Data provided:
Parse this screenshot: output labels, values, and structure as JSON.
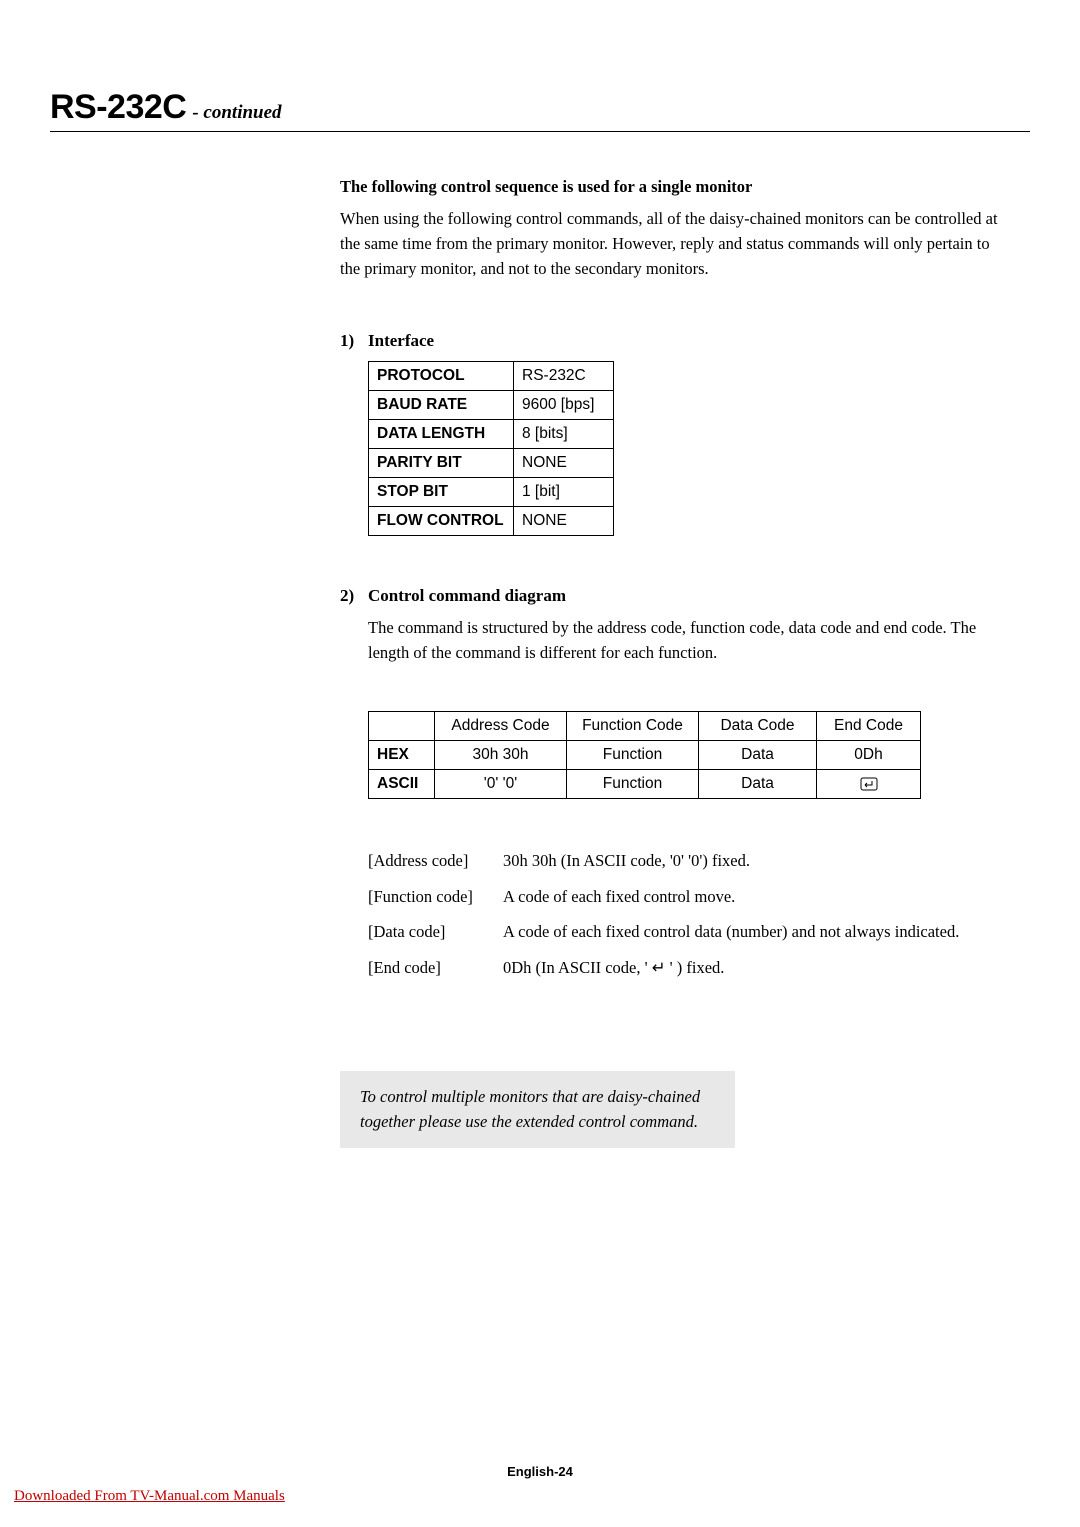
{
  "header": {
    "title": "RS-232C",
    "subtitle": "- continued"
  },
  "intro": {
    "heading": "The following control sequence is used for a single monitor",
    "paragraph": "When using the following control commands, all of the daisy-chained monitors can be controlled at the same time from the primary monitor. However, reply and status commands will only pertain to the primary monitor, and not to the secondary monitors."
  },
  "section1": {
    "number": "1)",
    "title": "Interface",
    "table": [
      {
        "label": "PROTOCOL",
        "value": "RS-232C"
      },
      {
        "label": "BAUD RATE",
        "value": "9600 [bps]"
      },
      {
        "label": "DATA LENGTH",
        "value": "8 [bits]"
      },
      {
        "label": "PARITY BIT",
        "value": "NONE"
      },
      {
        "label": "STOP BIT",
        "value": "1 [bit]"
      },
      {
        "label": "FLOW CONTROL",
        "value": "NONE"
      }
    ]
  },
  "section2": {
    "number": "2)",
    "title": "Control command diagram",
    "description": "The command is structured by the address code, function code, data code and end code. The length of the command is different for each function.",
    "table": {
      "headers": [
        "",
        "Address Code",
        "Function Code",
        "Data Code",
        "End Code"
      ],
      "rows": [
        {
          "label": "HEX",
          "cells": [
            "30h 30h",
            "Function",
            "Data",
            "0Dh"
          ]
        },
        {
          "label": "ASCII",
          "cells": [
            "'0' '0'",
            "Function",
            "Data",
            "↵"
          ]
        }
      ]
    },
    "definitions": [
      {
        "label": "[Address code]",
        "value": "30h 30h (In ASCII code, '0' '0') fixed."
      },
      {
        "label": "[Function code]",
        "value": "A code of each fixed control move."
      },
      {
        "label": "[Data code]",
        "value": "A code of each fixed control data (number) and not always indicated."
      },
      {
        "label": "[End code]",
        "value": "0Dh (In ASCII code, ' ↵ ' ) fixed."
      }
    ]
  },
  "note": "To control multiple monitors that are daisy-chained together please use the extended control command.",
  "footer": {
    "page": "English-24",
    "download": "Downloaded From TV-Manual.com Manuals"
  }
}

What you should do: Every line above should be returned exactly; the pictures stay out.

Correct result:
Parse this screenshot: output labels, values, and structure as JSON.
{
  "header": {
    "title": "RS-232C",
    "subtitle": "- continued"
  },
  "intro": {
    "heading": "The following control sequence is used for a single monitor",
    "paragraph": "When using the following control commands, all of the daisy-chained monitors can be controlled at the same time from the primary monitor. However, reply and status commands will only pertain to the primary monitor, and not to the secondary monitors."
  },
  "section1": {
    "number": "1)",
    "title": "Interface",
    "table": [
      {
        "label": "PROTOCOL",
        "value": "RS-232C"
      },
      {
        "label": "BAUD RATE",
        "value": "9600 [bps]"
      },
      {
        "label": "DATA LENGTH",
        "value": "8 [bits]"
      },
      {
        "label": "PARITY BIT",
        "value": "NONE"
      },
      {
        "label": "STOP BIT",
        "value": "1 [bit]"
      },
      {
        "label": "FLOW CONTROL",
        "value": "NONE"
      }
    ]
  },
  "section2": {
    "number": "2)",
    "title": "Control command diagram",
    "description": "The command is structured by the address code, function code, data code and end code. The length of the command is different for each function.",
    "table": {
      "headers": [
        "",
        "Address Code",
        "Function Code",
        "Data Code",
        "End Code"
      ],
      "rows": [
        {
          "label": "HEX",
          "cells": [
            "30h 30h",
            "Function",
            "Data",
            "0Dh"
          ]
        },
        {
          "label": "ASCII",
          "cells": [
            "'0' '0'",
            "Function",
            "Data",
            "↵"
          ]
        }
      ]
    },
    "definitions": [
      {
        "label": "[Address code]",
        "value": "30h 30h (In ASCII code, '0' '0') fixed."
      },
      {
        "label": "[Function code]",
        "value": "A code of each fixed control move."
      },
      {
        "label": "[Data code]",
        "value": "A code of each fixed control data (number) and not always indicated."
      },
      {
        "label": "[End code]",
        "value": "0Dh (In ASCII code, ' ↵ ' ) fixed."
      }
    ]
  },
  "note": "To control multiple monitors that are daisy-chained together please use the extended control command.",
  "footer": {
    "page": "English-24",
    "download": "Downloaded From TV-Manual.com Manuals"
  }
}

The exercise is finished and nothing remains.